_Given text_

-- begin --

In meteorology, the expression 'geopotential surfaces' is in wide use. A geopotential surface is defined as a continuous surface that is at all points perpendicular to the local plumb line (which is what you described). The best known example of a geopotential surface is the worldwide sea-level. Thinking in terms of geopotential surfaces implies commitment to the earthbound point of view.
There is no point in commenting on a representation that is cast in terms of an earthbound point of view. I am trying to persuade you to shift to an approach from an inertial point of view. So far I'm unsuccesfull in that. The conceptual tools that you use, such as concept of geopotential surface as an equipotential surface, are tools that slot in only with the earthbound point of view. If you shift to the inertial point of view, then there will be substance to comment on. --Cleonis | Talk 03:44, 26 February 2007 (UTC)
One more try. I will explicitely do the replacements that I asked you to do, but you are apparently you are not able or willing to carry out mentally. And just to make sure you don't miss it, I will copy the text down here.
  • Spherical earth model. We neglect the force accelerating the suspension point, assume earth is spherical and use geocentric latitude. Gravity acts radially, that is perpendicular to the surface. From the perspective of an inertial frame there are no external forces that can make the pendulum turn, so the pendulum undergoes parallel transport and we end up with the sin law.
  • Ellipsoidal earth model. We consider the force F that is the combination of gravity and the (negative of the) force accelerating the suspension point and assume earth is an ellipsoid whose surface is perpendicular to F. We use the geographic latitude. The combination of forces (that is F) acts perpendicualr to the surface. From the perspective of an inertial frame there are no external forces that can make the pendulum turn, so the pendulum undergoes parallel transport and we end up with the sin law.
Please keep your comments focused on the Foucault pendulum. --ShanRen 12:58, 26 February 2007 (UTC)

-- end --

_Dataset extract_
-- begin --

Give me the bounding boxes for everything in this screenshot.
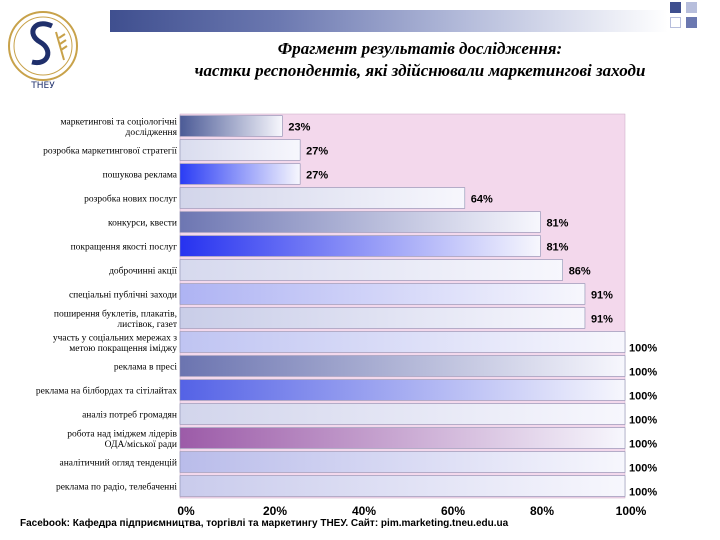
x-tick-label: 20%: [263, 504, 287, 518]
bar: [179, 163, 301, 185]
category-label: реклама на білбордах та сітілайтах: [36, 386, 177, 397]
category-label: реклама по радіо, телебаченні: [56, 482, 177, 493]
category-label: робота над іміджем лідерів ОДА/міської ра…: [67, 428, 177, 450]
decor-square-mid: [686, 17, 697, 28]
category-label-line: конкурси, квести: [108, 219, 177, 229]
bar-value-label: 64%: [471, 194, 493, 206]
category-label-line: спеціальні публічні заходи: [69, 290, 177, 301]
bar-value-label: 100%: [629, 438, 657, 450]
category-label: покращення якості послуг: [71, 243, 178, 253]
bar: [179, 331, 626, 353]
x-tick-label: 100%: [616, 504, 647, 518]
category-label: спеціальні публічні заходи: [69, 290, 177, 301]
decor-square-light: [686, 2, 697, 13]
bar: [179, 379, 626, 401]
category-label: аналіз потреб громадян: [82, 410, 177, 421]
category-label: аналітичний огляд тенденцій: [60, 458, 178, 469]
bar: [179, 307, 586, 329]
bar: [179, 187, 466, 209]
category-label-line: аналітичний огляд тенденцій: [60, 458, 178, 469]
logo-text: ТНЕУ: [30, 81, 55, 91]
category-label-line: покращення якості послуг: [71, 243, 178, 253]
bar: [179, 139, 301, 161]
bar-value-label: 100%: [629, 414, 657, 426]
bar: [179, 475, 626, 497]
category-label: поширення буклетів, плакатів, листівок, г…: [54, 308, 178, 330]
bar: [179, 451, 626, 473]
page-title: Фрагмент результатів дослідження: частки…: [140, 38, 700, 82]
header-gradient-band: [110, 10, 668, 32]
bar-value-label: 100%: [629, 462, 657, 474]
footer-credit: Facebook: Кафедра підприємництва, торгів…: [20, 518, 509, 529]
category-label: реклама в пресі: [114, 363, 177, 373]
category-label: конкурси, квести: [108, 219, 177, 229]
bar-value-label: 81%: [546, 218, 568, 230]
logo-emblem-s: [30, 21, 54, 66]
bar: [179, 115, 283, 137]
bar-value-label: 91%: [591, 290, 613, 302]
category-label-line: доброчинні акції: [109, 266, 177, 277]
title-line-1: Фрагмент результатів дослідження:: [277, 39, 563, 58]
bar-value-label: 100%: [629, 486, 657, 498]
category-label: доброчинні акції: [109, 266, 177, 277]
logo-wheat: [55, 31, 68, 61]
category-label-line: розробка маркетингової стратегії: [43, 146, 177, 157]
category-label: участь у соціальних мережах з метою покра…: [53, 333, 177, 354]
category-label: розробка нових послуг: [84, 194, 177, 205]
bar-value-label: 91%: [591, 314, 613, 326]
x-tick-label: 0%: [177, 504, 195, 518]
category-label-line: маркетингові та соціологічні: [61, 117, 178, 127]
category-label-line: участь у соціальних мережах з: [53, 333, 177, 343]
category-label-line: ОДА/міської ради: [105, 440, 177, 450]
decor-square-blue: [670, 2, 681, 13]
bar-value-label: 27%: [306, 146, 328, 158]
x-tick-label: 40%: [352, 504, 376, 518]
logo-outer-ring: [8, 11, 78, 81]
decor-square-white: [670, 17, 681, 28]
category-label-line: пошукова реклама: [103, 171, 178, 181]
bar-value-label: 81%: [546, 242, 568, 254]
x-tick-label: 80%: [530, 504, 554, 518]
category-label: розробка маркетингової стратегії: [43, 146, 177, 157]
bar-value-label: 23%: [288, 122, 310, 134]
category-label-line: реклама на білбордах та сітілайтах: [36, 386, 177, 397]
bar: [179, 427, 626, 449]
bar-value-label: 86%: [569, 266, 591, 278]
category-label-line: метою покращення іміджу: [69, 344, 177, 354]
category-label-line: реклама в пресі: [114, 363, 177, 373]
bar: [179, 403, 626, 425]
x-tick-label: 60%: [441, 504, 465, 518]
category-label-line: аналіз потреб громадян: [82, 410, 177, 421]
bar: [179, 283, 586, 305]
category-label-line: дослідження: [126, 128, 178, 138]
category-label-line: поширення буклетів, плакатів,: [54, 308, 177, 319]
bar: [179, 211, 541, 233]
category-label-line: листівок, газет: [117, 320, 177, 330]
bar: [179, 235, 541, 257]
university-logo: ТНЕУ: [8, 11, 78, 91]
bar-value-label: 27%: [306, 170, 328, 182]
logo-inner-ring: [13, 16, 73, 76]
bar-value-label: 100%: [629, 390, 657, 402]
bar: [179, 259, 564, 281]
category-label: маркетингові та соціологічні дослідження: [61, 117, 178, 138]
category-label-line: робота над іміджем лідерів: [67, 428, 177, 439]
bar-value-label: 100%: [629, 366, 657, 378]
bar-value-label: 100%: [629, 342, 657, 354]
category-label-line: реклама по радіо, телебаченні: [56, 482, 177, 493]
title-line-2: частки респондентів, які здійснювали мар…: [194, 61, 646, 80]
category-label: пошукова реклама: [103, 171, 178, 181]
bar: [179, 355, 626, 377]
category-label-line: розробка нових послуг: [84, 194, 177, 205]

-- end --

Answer these from the Foucault pendulum discussion:
1. What is named as the best known example of a geopotential surface?
2. Which latitude does the ellipsoidal earth model use?
3. Which law do both earth models end up with?
The items are separate material and have no connection to the Foucault pendulum discussion.

_Task answer_
1. The worldwide sea-level.
2. The geographic latitude.
3. The sin law.